> _Records from a collection of figures_
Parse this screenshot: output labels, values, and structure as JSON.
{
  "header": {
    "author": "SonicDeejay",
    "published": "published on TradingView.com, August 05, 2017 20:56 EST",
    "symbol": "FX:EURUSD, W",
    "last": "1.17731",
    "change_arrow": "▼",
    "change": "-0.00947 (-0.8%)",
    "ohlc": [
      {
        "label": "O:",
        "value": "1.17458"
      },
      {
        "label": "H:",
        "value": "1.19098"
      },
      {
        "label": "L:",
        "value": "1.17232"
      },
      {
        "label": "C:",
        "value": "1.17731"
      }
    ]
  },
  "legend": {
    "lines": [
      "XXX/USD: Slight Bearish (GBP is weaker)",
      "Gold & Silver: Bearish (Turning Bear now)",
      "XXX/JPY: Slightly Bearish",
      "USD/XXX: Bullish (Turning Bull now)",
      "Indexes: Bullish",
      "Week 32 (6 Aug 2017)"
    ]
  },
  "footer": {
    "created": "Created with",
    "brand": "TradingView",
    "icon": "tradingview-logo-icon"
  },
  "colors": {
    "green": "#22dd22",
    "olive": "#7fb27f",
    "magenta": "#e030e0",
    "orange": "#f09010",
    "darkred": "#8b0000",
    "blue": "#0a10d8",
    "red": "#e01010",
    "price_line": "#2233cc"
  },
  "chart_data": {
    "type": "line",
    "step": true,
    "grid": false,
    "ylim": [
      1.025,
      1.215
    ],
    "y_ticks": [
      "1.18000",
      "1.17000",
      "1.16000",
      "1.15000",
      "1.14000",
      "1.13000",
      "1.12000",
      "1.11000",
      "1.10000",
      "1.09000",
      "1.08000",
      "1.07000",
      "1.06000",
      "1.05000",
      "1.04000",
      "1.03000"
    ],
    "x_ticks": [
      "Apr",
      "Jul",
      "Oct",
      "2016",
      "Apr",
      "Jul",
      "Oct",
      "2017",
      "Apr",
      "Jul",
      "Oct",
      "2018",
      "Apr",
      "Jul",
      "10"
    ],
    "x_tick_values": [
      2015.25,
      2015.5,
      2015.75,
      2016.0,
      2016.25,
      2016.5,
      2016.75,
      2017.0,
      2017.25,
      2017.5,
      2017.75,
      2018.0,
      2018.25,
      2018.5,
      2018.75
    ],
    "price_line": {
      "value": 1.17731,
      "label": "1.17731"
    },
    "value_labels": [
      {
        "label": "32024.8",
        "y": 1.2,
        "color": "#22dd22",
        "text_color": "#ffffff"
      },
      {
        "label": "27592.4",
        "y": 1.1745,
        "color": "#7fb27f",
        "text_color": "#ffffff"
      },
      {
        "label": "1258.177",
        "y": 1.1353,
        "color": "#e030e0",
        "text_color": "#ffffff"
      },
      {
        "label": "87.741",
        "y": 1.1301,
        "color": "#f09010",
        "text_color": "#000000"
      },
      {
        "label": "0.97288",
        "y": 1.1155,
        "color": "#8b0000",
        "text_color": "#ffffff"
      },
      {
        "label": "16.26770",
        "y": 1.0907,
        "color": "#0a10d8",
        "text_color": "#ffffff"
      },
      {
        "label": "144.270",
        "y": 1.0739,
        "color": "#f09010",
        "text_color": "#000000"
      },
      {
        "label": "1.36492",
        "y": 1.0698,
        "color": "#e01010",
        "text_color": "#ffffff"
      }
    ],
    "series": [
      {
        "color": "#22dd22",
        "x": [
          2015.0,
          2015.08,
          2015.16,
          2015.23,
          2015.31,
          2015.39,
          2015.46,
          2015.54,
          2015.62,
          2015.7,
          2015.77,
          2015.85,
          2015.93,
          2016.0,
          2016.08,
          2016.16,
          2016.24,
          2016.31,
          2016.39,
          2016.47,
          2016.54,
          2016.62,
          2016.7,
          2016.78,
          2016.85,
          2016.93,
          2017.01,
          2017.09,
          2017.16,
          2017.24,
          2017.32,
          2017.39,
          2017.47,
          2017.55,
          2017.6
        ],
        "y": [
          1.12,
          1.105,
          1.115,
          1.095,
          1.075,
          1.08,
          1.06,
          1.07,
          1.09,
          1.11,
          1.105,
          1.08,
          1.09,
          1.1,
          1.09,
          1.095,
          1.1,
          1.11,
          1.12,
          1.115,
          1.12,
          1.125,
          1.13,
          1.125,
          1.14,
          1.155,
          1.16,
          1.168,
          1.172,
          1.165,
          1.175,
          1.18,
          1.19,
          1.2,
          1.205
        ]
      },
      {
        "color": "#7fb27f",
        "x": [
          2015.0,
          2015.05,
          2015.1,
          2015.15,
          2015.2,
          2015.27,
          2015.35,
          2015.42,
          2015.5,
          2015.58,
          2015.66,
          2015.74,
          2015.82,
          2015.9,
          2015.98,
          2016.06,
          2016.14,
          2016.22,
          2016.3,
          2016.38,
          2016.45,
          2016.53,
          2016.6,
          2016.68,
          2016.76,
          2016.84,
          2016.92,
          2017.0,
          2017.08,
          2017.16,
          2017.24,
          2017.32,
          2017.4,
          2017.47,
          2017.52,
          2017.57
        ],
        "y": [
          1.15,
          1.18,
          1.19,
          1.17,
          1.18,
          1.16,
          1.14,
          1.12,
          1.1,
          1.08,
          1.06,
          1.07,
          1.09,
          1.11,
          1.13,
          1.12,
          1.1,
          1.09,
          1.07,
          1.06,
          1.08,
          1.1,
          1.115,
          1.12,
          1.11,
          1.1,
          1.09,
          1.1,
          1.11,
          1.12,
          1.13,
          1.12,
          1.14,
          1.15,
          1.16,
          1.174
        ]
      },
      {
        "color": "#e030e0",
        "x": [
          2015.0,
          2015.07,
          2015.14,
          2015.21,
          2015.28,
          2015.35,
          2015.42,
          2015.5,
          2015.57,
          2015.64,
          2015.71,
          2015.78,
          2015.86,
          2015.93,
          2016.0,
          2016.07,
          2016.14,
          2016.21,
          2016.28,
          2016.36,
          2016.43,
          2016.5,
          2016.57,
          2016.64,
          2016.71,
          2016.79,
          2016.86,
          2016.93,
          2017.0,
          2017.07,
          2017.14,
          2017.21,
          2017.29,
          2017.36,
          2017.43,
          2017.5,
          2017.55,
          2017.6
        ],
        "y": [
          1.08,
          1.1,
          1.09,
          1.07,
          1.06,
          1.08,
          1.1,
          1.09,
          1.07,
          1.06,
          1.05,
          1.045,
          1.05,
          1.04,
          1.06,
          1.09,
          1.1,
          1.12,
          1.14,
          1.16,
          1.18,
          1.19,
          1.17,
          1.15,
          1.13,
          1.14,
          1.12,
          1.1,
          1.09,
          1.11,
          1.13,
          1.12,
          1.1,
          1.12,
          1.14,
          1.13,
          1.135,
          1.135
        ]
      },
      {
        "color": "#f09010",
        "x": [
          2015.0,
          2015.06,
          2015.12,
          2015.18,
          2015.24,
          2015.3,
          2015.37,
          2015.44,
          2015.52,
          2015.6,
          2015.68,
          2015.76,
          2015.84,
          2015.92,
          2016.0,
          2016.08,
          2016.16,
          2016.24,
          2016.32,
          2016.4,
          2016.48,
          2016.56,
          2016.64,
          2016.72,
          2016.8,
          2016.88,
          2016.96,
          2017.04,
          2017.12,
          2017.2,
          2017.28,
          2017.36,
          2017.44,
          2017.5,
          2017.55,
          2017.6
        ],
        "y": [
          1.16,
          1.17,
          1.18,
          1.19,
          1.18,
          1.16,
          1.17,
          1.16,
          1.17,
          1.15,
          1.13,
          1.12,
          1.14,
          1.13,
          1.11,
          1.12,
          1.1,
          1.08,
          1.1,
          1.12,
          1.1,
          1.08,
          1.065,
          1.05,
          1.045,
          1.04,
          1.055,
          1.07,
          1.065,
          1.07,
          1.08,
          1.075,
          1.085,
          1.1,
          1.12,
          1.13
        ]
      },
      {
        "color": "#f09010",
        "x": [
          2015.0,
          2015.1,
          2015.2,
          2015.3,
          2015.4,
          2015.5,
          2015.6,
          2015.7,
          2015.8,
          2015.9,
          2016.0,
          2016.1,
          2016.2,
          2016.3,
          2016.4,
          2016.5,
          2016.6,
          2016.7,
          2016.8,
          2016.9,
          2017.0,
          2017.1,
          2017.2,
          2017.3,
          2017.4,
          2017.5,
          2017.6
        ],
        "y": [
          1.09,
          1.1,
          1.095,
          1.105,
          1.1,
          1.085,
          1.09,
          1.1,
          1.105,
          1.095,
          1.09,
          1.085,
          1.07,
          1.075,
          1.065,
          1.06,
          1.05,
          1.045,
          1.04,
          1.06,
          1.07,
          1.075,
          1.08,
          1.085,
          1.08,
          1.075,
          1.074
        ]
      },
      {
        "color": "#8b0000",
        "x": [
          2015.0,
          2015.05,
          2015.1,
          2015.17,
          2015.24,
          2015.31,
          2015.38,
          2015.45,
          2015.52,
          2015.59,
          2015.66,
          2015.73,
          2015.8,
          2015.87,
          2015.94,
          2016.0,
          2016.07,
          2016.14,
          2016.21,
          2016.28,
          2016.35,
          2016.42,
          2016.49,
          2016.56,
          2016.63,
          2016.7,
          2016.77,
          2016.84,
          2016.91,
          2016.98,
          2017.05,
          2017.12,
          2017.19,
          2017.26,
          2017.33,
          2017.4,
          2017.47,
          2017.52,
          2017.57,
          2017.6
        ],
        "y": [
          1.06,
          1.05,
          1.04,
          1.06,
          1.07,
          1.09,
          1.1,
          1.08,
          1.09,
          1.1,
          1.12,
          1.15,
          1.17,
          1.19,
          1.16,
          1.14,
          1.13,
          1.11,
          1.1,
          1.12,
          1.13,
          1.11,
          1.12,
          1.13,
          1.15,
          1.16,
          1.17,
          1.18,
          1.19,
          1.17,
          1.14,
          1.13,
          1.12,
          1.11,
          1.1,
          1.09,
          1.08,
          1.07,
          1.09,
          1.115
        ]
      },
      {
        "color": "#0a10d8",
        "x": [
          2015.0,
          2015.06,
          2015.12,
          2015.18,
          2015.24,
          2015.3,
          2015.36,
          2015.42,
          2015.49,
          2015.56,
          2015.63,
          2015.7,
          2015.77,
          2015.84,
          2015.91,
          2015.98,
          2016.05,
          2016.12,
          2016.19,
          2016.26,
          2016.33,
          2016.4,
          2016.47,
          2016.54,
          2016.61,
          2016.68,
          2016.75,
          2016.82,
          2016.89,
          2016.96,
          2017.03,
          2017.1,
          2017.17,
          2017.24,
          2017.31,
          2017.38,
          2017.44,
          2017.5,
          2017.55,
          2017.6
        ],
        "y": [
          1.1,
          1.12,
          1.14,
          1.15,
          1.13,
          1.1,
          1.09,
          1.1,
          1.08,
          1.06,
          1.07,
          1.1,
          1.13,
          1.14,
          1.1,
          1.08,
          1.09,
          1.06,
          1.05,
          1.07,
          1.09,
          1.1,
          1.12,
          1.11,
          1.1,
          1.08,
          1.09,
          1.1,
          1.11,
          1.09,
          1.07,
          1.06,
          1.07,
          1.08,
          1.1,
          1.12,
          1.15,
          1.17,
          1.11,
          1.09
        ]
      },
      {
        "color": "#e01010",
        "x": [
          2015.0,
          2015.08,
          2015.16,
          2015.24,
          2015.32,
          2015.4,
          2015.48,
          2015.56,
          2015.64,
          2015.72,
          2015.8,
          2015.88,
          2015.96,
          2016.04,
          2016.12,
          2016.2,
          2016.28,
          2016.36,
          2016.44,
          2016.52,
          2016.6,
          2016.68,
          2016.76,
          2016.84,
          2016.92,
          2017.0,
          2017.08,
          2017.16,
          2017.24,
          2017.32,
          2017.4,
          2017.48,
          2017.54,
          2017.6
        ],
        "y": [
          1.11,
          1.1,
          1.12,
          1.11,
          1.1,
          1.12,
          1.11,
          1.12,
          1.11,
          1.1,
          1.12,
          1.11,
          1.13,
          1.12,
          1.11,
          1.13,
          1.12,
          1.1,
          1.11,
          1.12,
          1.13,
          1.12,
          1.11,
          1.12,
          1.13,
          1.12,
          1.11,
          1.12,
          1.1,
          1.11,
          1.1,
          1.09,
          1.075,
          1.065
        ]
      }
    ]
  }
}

> _Task objective_
Point out every line holding the string "Bearish" and copy it.

> _Expected answer_
      "XXX/USD: Slight Bearish (GBP is weaker)",
      "Gold & Silver: Bearish (Turning Bear now)",
      "XXX/JPY: Slightly Bearish",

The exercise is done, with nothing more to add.